Task to complete: Extract the text of every entry below exactly; leave images out.

Dataset extract:
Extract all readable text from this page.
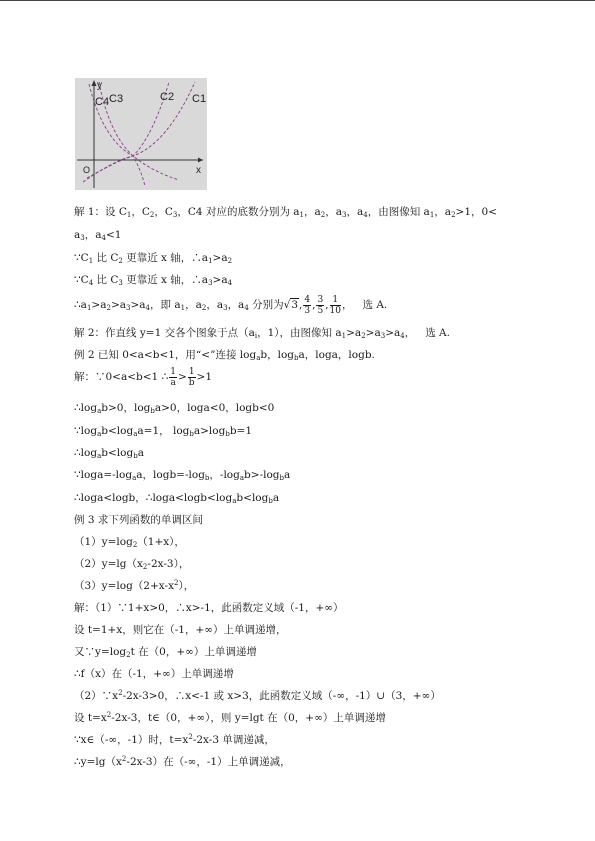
C4 C3	C2 C1
y
x
O
解 1：设 $C_1$，$C_2$，$C_3$，C4 对应的底数分别为 $a_1$，$a_2$，$a_3$，$a_4$，由图像知 $a_1$，$a_2>1$，0<
$a_3$，$a_4<1$
$\because C_1$ 比 $C_2$ 更靠近 x 轴，$\therefore a_1>a_2$
$\because C_4$ 比 $C_3$ 更靠近 x 轴，$\therefore a_3>a_4$
$\therefore a_1>a_2>a_3>a_4$，即 $a_1$，$a_2$，$a_3$，$a_4$ 分别为√3, $\frac{4}{3}$ , $\frac{3}{5}$ , $\frac{1}{10}$ ， 选 A.
解 2：作直线 y=1 交各个图象于点（$a_i$，1），由图像知 $a_1>a_2>a_3>a_4$， 选 A.
例 2 已知 0<a<b<1，用“<”连接 $\log_ab$，$\log_ba$，loga，logb.
解：∵0<a<b<1 ∴ $\frac{1}{a} > \frac{1}{b} >1$
$\therefore\log_ab>0$，$\log_ba>0$，loga<0，logb<0
$\because\log_ab<\log_aa=1$， $\log_ba>\log_bb=1$
$\therefore\log_ab<\log_ba$
$\because\log a=-\log_aa$，$\log b=-\log_b$，$-\log_ab>-\log_ba$
∴loga<logb，$\therefore\log a<\log b<\log_ab<\log_ba$
例 3 求下列函数的单调区间
$(1)y=\log_2(1+x)$，
$(2)y=\lg(x_2-2x-3)$，
$(3)y=\log(2+x-x^2)$，
解：（1）∵1+x>0，∴x>-1，此函数定义域（-1，+∞）
设 t=1+x，则它在（-1，+∞）上单调递增，
又$\because y=\log_2t$ 在（0，+∞）上单调递增
∴f（x）在（-1，+∞）上单调递增
$(2)\because x^2-2x-3>0$，∴x<-1 或 x>3，此函数定义域（-∞，-1）∪（3，+∞）
设 $t=x^2-2x-3$，t∈（0，+∞），则 y=lgt 在（0，+∞）上单调递增
∵x∈（-∞，-1）时，$t=x^2-2x-3$ 单调递减，
$\therefore y=\lg(x^2-2x-3)$在（-∞，-1）上单调递减，
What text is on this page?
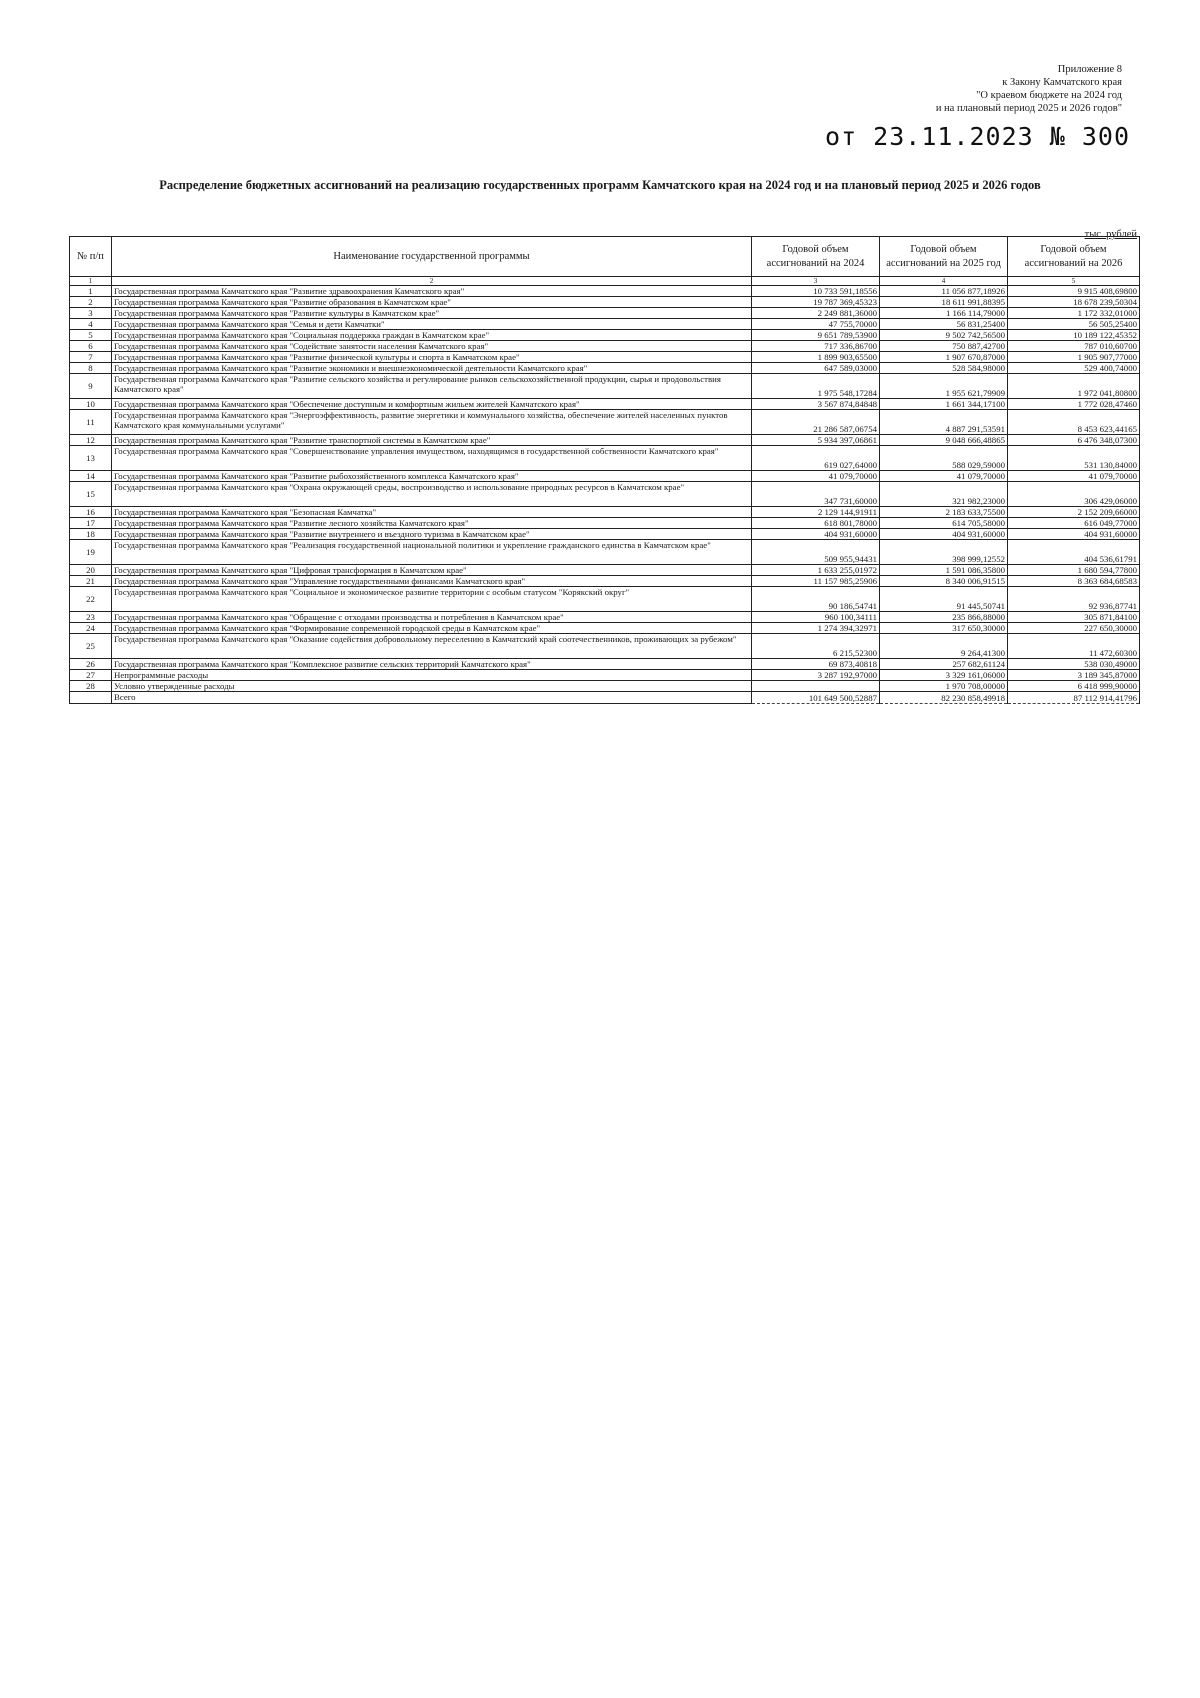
Приложение 8
к Закону Камчатского края
"О краевом бюджете на 2024 год
и на плановый период 2025 и 2026 годов"
от 23.11.2023 № 300
Распределение бюджетных ассигнований на реализацию государственных программ Камчатского края на 2024 год и на плановый период 2025 и 2026 годов
тыс. рублей
№ п/п	Наименование государственной программы	Годовой объем ассигнований на 2024	Годовой объем ассигнований на 2025 год	Годовой объем ассигнований на 2026
1	2	3	4	5
1	Государственная программа Камчатского края "Развитие здравоохранения Камчатского края"	10 733 591,18556	11 056 877,18926	9 915 408,69800
2	Государственная программа Камчатского края "Развитие образования в Камчатском крае"	19 787 369,45323	18 611 991,88395	18 678 239,50304
3	Государственная программа Камчатского края "Развитие культуры в Камчатском крае"	2 249 881,36000	1 166 114,79000	1 172 332,01000
4	Государственная программа Камчатского края "Семья и дети Камчатки"	47 755,70000	56 831,25400	56 505,25400
5	Государственная программа Камчатского края "Социальная поддержка граждан в Камчатском крае"	9 651 789,53900	9 502 742,56500	10 189 122,45352
6	Государственная программа Камчатского края "Содействие занятости населения Камчатского края"	717 336,86700	750 887,42700	787 010,60700
7	Государственная программа Камчатского края "Развитие физической культуры и спорта в Камчатском крае"	1 899 903,65500	1 907 670,87000	1 905 907,77000
8	Государственная программа Камчатского края "Развитие экономики и внешнеэкономической деятельности Камчатского края"	647 589,03000	528 584,98000	529 400,74000
9	Государственная программа Камчатского края "Развитие сельского хозяйства и регулирование рынков сельскохозяйственной продукции, сырья и продовольствия Камчатского края"	1 975 548,17284	1 955 621,79909	1 972 041,80800
10	Государственная программа Камчатского края "Обеспечение доступным и комфортным жильем жителей Камчатского края"	3 567 874,84848	1 661 344,17100	1 772 028,47460
11	Государственная программа Камчатского края "Энергоэффективность, развитие энергетики и коммунального хозяйства, обеспечение жителей населенных пунктов Камчатского края коммунальными услугами"	21 286 587,06754	4 887 291,53591	8 453 623,44165
12	Государственная программа Камчатского края "Развитие транспортной системы в Камчатском крае"	5 934 397,06861	9 048 666,48865	6 476 348,07300
13	Государственная программа Камчатского края "Совершенствование управления имуществом, находящимся в государственной собственности Камчатского края"	619 027,64000	588 029,59000	531 130,84000
14	Государственная программа Камчатского края "Развитие рыбохозяйственного комплекса Камчатского края"	41 079,70000	41 079,70000	41 079,70000
15	Государственная программа Камчатского края "Охрана окружающей среды, воспроизводство и использование природных ресурсов в Камчатском крае"	347 731,60000	321 982,23000	306 429,06000
16	Государственная программа Камчатского края "Безопасная Камчатка"	2 129 144,91911	2 183 633,75500	2 152 209,66000
17	Государственная программа Камчатского края "Развитие лесного хозяйства Камчатского края"	618 801,78000	614 705,58000	616 049,77000
18	Государственная программа Камчатского края "Развитие внутреннего и въездного туризма в Камчатском крае"	404 931,60000	404 931,60000	404 931,60000
19	Государственная программа Камчатского края "Реализация государственной национальной политики и укрепление гражданского единства в Камчатском крае"	509 955,94431	398 999,12552	404 536,61791
20	Государственная программа Камчатского края "Цифровая трансформация в Камчатском крае"	1 633 255,01972	1 591 086,35800	1 680 594,77800
21	Государственная программа Камчатского края "Управление государственными финансами Камчатского края"	11 157 985,25906	8 340 006,91515	8 363 684,68583
22	Государственная программа Камчатского края "Социальное и экономическое развитие территории с особым статусом "Корякский округ"	90 186,54741	91 445,50741	92 936,87741
23	Государственная программа Камчатского края "Обращение с отходами производства и потребления в Камчатском крае"	960 100,34111	235 866,88000	305 871,84100
24	Государственная программа Камчатского края "Формирование современной городской среды в Камчатском крае"	1 274 394,32971	317 650,30000	227 650,30000
25	Государственная программа Камчатского края "Оказание содействия добровольному переселению в Камчатский край соотечественников, проживающих за рубежом"	6 215,52300	9 264,41300	11 472,60300
26	Государственная программа Камчатского края "Комплексное развитие сельских территорий Камчатского края"	69 873,40818	257 682,61124	538 030,49000
27	Непрограммные расходы	3 287 192,97000	3 329 161,06000	3 189 345,87000
28	Условно утвержденные расходы		1 970 708,00000	6 418 999,90000
	Всего	101 649 500,52887	82 230 858,49918	87 112 914,41796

Complete response:
Extract all readable text from this page.
C4 C3	C2 C1
y
x
O
解 1：设 $C_1$，$C_2$，$C_3$，C4 对应的底数分别为 $a_1$，$a_2$，$a_3$，$a_4$，由图像知 $a_1$，$a_2>1$，0<
$a_3$，$a_4<1$
$\because C_1$ 比 $C_2$ 更靠近 x 轴，$\therefore a_1>a_2$
$\because C_4$ 比 $C_3$ 更靠近 x 轴，$\therefore a_3>a_4$
$\therefore a_1>a_2>a_3>a_4$，即 $a_1$，$a_2$，$a_3$，$a_4$ 分别为√3, $\frac{4}{3}$ , $\frac{3}{5}$ , $\frac{1}{10}$ ， 选 A.
解 2：作直线 y=1 交各个图象于点（$a_i$，1），由图像知 $a_1>a_2>a_3>a_4$， 选 A.
例 2 已知 0<a<b<1，用“<”连接 $\log_ab$，$\log_ba$，loga，logb.
解：∵0<a<b<1 ∴ $\frac{1}{a} > \frac{1}{b} >1$
$\therefore\log_ab>0$，$\log_ba>0$，loga<0，logb<0
$\because\log_ab<\log_aa=1$， $\log_ba>\log_bb=1$
$\therefore\log_ab<\log_ba$
$\because\log a=-\log_aa$，$\log b=-\log_b$，$-\log_ab>-\log_ba$
∴loga<logb，$\therefore\log a<\log b<\log_ab<\log_ba$
例 3 求下列函数的单调区间
$(1)y=\log_2(1+x)$，
$(2)y=\lg(x_2-2x-3)$，
$(3)y=\log(2+x-x^2)$，
解：（1）∵1+x>0，∴x>-1，此函数定义域（-1，+∞）
设 t=1+x，则它在（-1，+∞）上单调递增，
又$\because y=\log_2t$ 在（0，+∞）上单调递增
∴f（x）在（-1，+∞）上单调递增
$(2)\because x^2-2x-3>0$，∴x<-1 或 x>3，此函数定义域（-∞，-1）∪（3，+∞）
设 $t=x^2-2x-3$，t∈（0，+∞），则 y=lgt 在（0，+∞）上单调递增
∵x∈（-∞，-1）时，$t=x^2-2x-3$ 单调递减，
$\therefore y=\lg(x^2-2x-3)$在（-∞，-1）上单调递减，
What text is on this page?
Приложение 8
к Закону Камчатского края
"О краевом бюджете на 2024 год
и на плановый период 2025 и 2026 годов"
от 23.11.2023 № 300
Распределение бюджетных ассигнований на реализацию государственных программ Камчатского края на 2024 год и на плановый период 2025 и 2026 годов
тыс. рублей
№ п/п	Наименование государственной программы	Годовой объем ассигнований на 2024	Годовой объем ассигнований на 2025 год	Годовой объем ассигнований на 2026
1	2	3	4	5
1	Государственная программа Камчатского края "Развитие здравоохранения Камчатского края"	10 733 591,18556	11 056 877,18926	9 915 408,69800
2	Государственная программа Камчатского края "Развитие образования в Камчатском крае"	19 787 369,45323	18 611 991,88395	18 678 239,50304
3	Государственная программа Камчатского края "Развитие культуры в Камчатском крае"	2 249 881,36000	1 166 114,79000	1 172 332,01000
4	Государственная программа Камчатского края "Семья и дети Камчатки"	47 755,70000	56 831,25400	56 505,25400
5	Государственная программа Камчатского края "Социальная поддержка граждан в Камчатском крае"	9 651 789,53900	9 502 742,56500	10 189 122,45352
6	Государственная программа Камчатского края "Содействие занятости населения Камчатского края"	717 336,86700	750 887,42700	787 010,60700
7	Государственная программа Камчатского края "Развитие физической культуры и спорта в Камчатском крае"	1 899 903,65500	1 907 670,87000	1 905 907,77000
8	Государственная программа Камчатского края "Развитие экономики и внешнеэкономической деятельности Камчатского края"	647 589,03000	528 584,98000	529 400,74000
9	Государственная программа Камчатского края "Развитие сельского хозяйства и регулирование рынков сельскохозяйственной продукции, сырья и продовольствия Камчатского края"	1 975 548,17284	1 955 621,79909	1 972 041,80800
10	Государственная программа Камчатского края "Обеспечение доступным и комфортным жильем жителей Камчатского края"	3 567 874,84848	1 661 344,17100	1 772 028,47460
11	Государственная программа Камчатского края "Энергоэффективность, развитие энергетики и коммунального хозяйства, обеспечение жителей населенных пунктов Камчатского края коммунальными услугами"	21 286 587,06754	4 887 291,53591	8 453 623,44165
12	Государственная программа Камчатского края "Развитие транспортной системы в Камчатском крае"	5 934 397,06861	9 048 666,48865	6 476 348,07300
13	Государственная программа Камчатского края "Совершенствование управления имуществом, находящимся в государственной собственности Камчатского края"	619 027,64000	588 029,59000	531 130,84000
14	Государственная программа Камчатского края "Развитие рыбохозяйственного комплекса Камчатского края"	41 079,70000	41 079,70000	41 079,70000
15	Государственная программа Камчатского края "Охрана окружающей среды, воспроизводство и использование природных ресурсов в Камчатском крае"	347 731,60000	321 982,23000	306 429,06000
16	Государственная программа Камчатского края "Безопасная Камчатка"	2 129 144,91911	2 183 633,75500	2 152 209,66000
17	Государственная программа Камчатского края "Развитие лесного хозяйства Камчатского края"	618 801,78000	614 705,58000	616 049,77000
18	Государственная программа Камчатского края "Развитие внутреннего и въездного туризма в Камчатском крае"	404 931,60000	404 931,60000	404 931,60000
19	Государственная программа Камчатского края "Реализация государственной национальной политики и укрепление гражданского единства в Камчатском крае"	509 955,94431	398 999,12552	404 536,61791
20	Государственная программа Камчатского края "Цифровая трансформация в Камчатском крае"	1 633 255,01972	1 591 086,35800	1 680 594,77800
21	Государственная программа Камчатского края "Управление государственными финансами Камчатского края"	11 157 985,25906	8 340 006,91515	8 363 684,68583
22	Государственная программа Камчатского края "Социальное и экономическое развитие территории с особым статусом "Корякский округ"	90 186,54741	91 445,50741	92 936,87741
23	Государственная программа Камчатского края "Обращение с отходами производства и потребления в Камчатском крае"	960 100,34111	235 866,88000	305 871,84100
24	Государственная программа Камчатского края "Формирование современной городской среды в Камчатском крае"	1 274 394,32971	317 650,30000	227 650,30000
25	Государственная программа Камчатского края "Оказание содействия добровольному переселению в Камчатский край соотечественников, проживающих за рубежом"	6 215,52300	9 264,41300	11 472,60300
26	Государственная программа Камчатского края "Комплексное развитие сельских территорий Камчатского края"	69 873,40818	257 682,61124	538 030,49000
27	Непрограммные расходы	3 287 192,97000	3 329 161,06000	3 189 345,87000
28	Условно утвержденные расходы		1 970 708,00000	6 418 999,90000
	Всего	101 649 500,52887	82 230 858,49918	87 112 914,41796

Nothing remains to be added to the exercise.